━━ Supplied data ━━

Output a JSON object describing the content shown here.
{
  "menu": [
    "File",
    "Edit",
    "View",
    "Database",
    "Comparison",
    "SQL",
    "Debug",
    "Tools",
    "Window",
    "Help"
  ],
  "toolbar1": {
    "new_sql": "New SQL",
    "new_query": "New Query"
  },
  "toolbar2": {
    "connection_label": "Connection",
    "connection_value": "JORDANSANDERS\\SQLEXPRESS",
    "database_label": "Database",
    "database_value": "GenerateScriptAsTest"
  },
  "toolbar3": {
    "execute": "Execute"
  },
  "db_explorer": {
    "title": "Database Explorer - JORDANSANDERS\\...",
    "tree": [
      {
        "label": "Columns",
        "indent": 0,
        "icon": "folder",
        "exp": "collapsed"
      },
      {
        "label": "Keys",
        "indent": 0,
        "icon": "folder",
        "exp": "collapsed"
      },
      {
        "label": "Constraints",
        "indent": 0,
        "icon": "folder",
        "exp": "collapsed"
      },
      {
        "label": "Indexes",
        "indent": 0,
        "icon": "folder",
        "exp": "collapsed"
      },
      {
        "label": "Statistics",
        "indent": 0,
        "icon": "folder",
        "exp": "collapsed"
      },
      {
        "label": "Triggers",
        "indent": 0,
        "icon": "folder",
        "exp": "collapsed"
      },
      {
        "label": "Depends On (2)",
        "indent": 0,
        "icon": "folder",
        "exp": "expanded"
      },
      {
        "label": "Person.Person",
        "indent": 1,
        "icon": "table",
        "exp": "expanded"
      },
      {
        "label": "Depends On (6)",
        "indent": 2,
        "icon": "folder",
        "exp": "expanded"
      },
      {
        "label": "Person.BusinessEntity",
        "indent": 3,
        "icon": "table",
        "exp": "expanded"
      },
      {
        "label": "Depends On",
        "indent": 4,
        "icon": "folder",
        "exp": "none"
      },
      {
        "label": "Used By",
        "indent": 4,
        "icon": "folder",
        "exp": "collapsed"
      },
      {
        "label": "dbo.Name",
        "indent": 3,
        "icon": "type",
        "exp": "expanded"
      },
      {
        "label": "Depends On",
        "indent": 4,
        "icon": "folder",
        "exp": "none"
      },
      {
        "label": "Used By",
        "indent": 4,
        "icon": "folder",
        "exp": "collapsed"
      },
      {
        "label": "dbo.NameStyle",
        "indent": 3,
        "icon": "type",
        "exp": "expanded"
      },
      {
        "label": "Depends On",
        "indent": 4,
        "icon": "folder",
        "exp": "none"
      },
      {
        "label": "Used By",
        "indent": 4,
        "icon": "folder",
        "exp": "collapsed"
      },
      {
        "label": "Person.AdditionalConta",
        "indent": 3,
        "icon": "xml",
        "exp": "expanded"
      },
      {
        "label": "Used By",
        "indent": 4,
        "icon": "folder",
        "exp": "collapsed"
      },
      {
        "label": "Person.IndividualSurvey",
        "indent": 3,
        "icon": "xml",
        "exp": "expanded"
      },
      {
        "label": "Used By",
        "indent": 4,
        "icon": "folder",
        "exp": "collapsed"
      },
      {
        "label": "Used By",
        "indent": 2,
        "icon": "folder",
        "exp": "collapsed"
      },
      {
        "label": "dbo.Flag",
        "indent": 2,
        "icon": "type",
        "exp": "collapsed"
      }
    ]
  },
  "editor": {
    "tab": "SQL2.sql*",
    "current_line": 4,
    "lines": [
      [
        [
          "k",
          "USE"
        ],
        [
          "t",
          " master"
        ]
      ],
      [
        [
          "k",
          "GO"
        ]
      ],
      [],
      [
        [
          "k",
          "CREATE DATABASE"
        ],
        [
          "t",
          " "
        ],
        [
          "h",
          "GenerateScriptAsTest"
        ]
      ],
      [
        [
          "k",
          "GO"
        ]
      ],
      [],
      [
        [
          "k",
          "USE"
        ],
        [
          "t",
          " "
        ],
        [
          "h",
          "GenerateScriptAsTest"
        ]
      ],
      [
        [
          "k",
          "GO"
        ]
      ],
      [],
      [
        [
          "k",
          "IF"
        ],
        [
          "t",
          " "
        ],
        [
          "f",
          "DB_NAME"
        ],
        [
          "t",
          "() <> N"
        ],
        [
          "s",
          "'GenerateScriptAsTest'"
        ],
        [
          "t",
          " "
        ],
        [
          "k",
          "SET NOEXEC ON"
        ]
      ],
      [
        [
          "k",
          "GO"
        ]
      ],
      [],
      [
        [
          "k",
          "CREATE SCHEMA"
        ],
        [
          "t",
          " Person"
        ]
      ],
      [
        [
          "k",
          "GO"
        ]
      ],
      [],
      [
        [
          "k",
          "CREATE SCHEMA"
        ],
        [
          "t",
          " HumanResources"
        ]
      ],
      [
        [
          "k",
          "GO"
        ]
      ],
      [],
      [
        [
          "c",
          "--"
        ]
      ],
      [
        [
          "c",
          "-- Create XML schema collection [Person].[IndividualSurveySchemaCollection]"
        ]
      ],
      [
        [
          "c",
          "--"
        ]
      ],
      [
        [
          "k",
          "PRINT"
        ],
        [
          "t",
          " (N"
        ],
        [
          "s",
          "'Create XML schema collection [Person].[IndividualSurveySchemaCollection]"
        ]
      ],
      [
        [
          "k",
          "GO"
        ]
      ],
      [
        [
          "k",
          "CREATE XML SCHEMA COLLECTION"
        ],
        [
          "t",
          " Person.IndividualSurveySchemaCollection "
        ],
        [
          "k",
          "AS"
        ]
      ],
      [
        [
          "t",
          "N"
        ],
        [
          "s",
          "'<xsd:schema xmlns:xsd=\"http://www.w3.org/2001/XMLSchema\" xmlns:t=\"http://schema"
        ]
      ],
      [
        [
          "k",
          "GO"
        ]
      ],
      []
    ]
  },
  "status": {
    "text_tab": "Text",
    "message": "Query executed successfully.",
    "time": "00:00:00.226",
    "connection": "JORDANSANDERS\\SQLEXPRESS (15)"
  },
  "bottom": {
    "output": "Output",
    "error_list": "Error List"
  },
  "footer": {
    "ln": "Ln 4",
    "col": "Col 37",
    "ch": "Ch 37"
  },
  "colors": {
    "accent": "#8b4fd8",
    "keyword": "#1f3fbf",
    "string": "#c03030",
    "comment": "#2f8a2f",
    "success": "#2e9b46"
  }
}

━━━

What is the number of lines holding the word "Output"? State it alone.

2